Agricultural Ins. Co. v. Dryden

Supreme Court of Texas.

The AGRICULTURAL INSURANCE CO., Petitioner,

v.

Henry Harold DRYDEN, Respondent.

No. A-10786.

|

Dec. 8, 1965.

|

Rehearing Denied Jan. 26, 1966.

Attorneys & Firms

*745 Orgain, Bell & Tucker, Cleve Bachman, Beaumont, for petitioner.

Woodson E. Dryden, William E. Townsley, Beaumont, for respondent.

Opinion

STEAKLEY, Justice.

Henry Harold Dryden, Respondent, was injured on his way to work when his automobile turned over after a sudden swerve to avoid hitting a dog. The question to be decided is whether he was in the course of his employment at such time and hence entitled to workmen’s compensation benefits. The jury found that he was; the judgment of the trial court based thereon was affirmed by the Court of Civil Appeals, one Justice dissenting. 338 S.W.2d 455. We hold that under Section 1b of Article 8309, Vernon’s Annotated Texas Civil Statutes, *746 Dryden was not in the course of his employment at the time of his injury.

Dryden was employed as the foreman or pusher of a carpenter crew and when directed to do so was required as one of his duties to transport in his personal automobile from work site to home to work site certain power tools owned by his employer and used by the carpenter crew. The tools weighed between 180 and 200 pounds. Dryden received an extra twenty-five cents an hour as foreman. It was necessary for Dryden to arrive at the work site fifteen or twenty minutes earlier in order to have the tools unloaded and ready for use by the carpenters at the time for them to commence their work. On the occasion in question, Dryden left his home about 5:15 a. m. for a new job site in Nederland, Texas. He was transporting the tools at the time and had left his home the required few minutes earlier. He traversed the route he would have used had he not been required to transport the tools. There is no suggestion in the record that Dryden would have sought means of getting to and from work other than driving his personal automobile had he not been assigned the duty of transporting the tools.

★ ★ ★ ★ ★ ★ ★

- INSTRUCTION -
From the court opinion, list every attorney named as an individual person, not a firm, and give the party each one represents.

★ ★ ★ ★ ★ ★ ★

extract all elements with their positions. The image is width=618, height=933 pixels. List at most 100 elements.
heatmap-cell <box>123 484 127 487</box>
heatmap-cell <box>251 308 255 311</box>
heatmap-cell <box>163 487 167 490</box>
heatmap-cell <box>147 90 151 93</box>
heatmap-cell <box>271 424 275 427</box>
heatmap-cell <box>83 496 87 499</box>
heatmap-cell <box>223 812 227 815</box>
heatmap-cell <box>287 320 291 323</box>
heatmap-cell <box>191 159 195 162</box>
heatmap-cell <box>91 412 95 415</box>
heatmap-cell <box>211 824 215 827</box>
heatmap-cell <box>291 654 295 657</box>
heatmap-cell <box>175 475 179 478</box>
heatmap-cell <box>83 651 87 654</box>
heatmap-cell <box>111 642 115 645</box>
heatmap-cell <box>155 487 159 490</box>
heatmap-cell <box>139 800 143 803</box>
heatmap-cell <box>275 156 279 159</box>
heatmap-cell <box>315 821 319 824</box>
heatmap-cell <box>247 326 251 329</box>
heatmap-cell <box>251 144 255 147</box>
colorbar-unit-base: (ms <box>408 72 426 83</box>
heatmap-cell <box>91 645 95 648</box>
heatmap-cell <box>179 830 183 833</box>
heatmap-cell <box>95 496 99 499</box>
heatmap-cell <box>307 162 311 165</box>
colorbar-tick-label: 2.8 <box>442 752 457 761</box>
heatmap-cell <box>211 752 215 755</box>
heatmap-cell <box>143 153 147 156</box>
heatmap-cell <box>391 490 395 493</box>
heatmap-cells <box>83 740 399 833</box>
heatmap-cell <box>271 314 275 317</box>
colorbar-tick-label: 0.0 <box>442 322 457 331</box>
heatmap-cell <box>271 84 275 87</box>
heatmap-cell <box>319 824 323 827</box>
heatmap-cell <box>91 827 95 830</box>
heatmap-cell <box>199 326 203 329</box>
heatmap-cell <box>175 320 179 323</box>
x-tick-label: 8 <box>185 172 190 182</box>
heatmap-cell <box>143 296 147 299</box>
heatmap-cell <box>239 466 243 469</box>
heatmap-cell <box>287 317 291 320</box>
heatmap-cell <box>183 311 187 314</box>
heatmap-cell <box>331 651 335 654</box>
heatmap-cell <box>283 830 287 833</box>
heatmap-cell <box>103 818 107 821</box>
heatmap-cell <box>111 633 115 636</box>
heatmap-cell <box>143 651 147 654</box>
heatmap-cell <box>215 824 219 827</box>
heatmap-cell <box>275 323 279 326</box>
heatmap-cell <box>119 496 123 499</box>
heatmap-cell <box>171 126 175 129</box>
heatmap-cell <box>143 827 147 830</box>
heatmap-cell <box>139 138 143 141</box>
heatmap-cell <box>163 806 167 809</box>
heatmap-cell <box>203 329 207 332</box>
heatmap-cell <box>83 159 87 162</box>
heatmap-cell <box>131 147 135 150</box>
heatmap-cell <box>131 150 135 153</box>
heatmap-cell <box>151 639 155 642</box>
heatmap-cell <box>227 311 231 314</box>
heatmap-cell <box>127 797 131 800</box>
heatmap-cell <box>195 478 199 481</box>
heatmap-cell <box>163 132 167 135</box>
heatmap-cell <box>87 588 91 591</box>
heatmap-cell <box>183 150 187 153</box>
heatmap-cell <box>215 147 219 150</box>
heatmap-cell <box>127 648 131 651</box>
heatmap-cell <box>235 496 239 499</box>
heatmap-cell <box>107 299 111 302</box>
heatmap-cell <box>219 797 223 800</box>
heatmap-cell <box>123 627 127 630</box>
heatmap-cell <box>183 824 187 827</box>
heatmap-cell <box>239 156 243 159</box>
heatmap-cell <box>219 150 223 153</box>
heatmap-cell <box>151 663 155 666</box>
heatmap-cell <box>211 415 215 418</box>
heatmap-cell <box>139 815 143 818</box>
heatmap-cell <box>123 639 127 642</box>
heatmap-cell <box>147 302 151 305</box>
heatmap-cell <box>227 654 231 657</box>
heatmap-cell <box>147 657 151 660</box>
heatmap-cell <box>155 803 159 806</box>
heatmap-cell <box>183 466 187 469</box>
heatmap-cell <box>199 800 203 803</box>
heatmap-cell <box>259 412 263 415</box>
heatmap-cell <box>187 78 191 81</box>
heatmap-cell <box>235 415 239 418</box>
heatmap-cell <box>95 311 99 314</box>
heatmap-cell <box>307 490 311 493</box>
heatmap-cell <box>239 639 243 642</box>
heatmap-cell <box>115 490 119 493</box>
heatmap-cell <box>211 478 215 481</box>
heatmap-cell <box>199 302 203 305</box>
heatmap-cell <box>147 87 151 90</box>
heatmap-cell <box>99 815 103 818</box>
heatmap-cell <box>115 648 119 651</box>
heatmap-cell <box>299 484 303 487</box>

★ ★ ★ ★ ★ ★ ★

- TASK RESULT -
- Cleve Bachman: petitioner
- Woodson E. Dryden: respondent
- William E. Townsley: respondent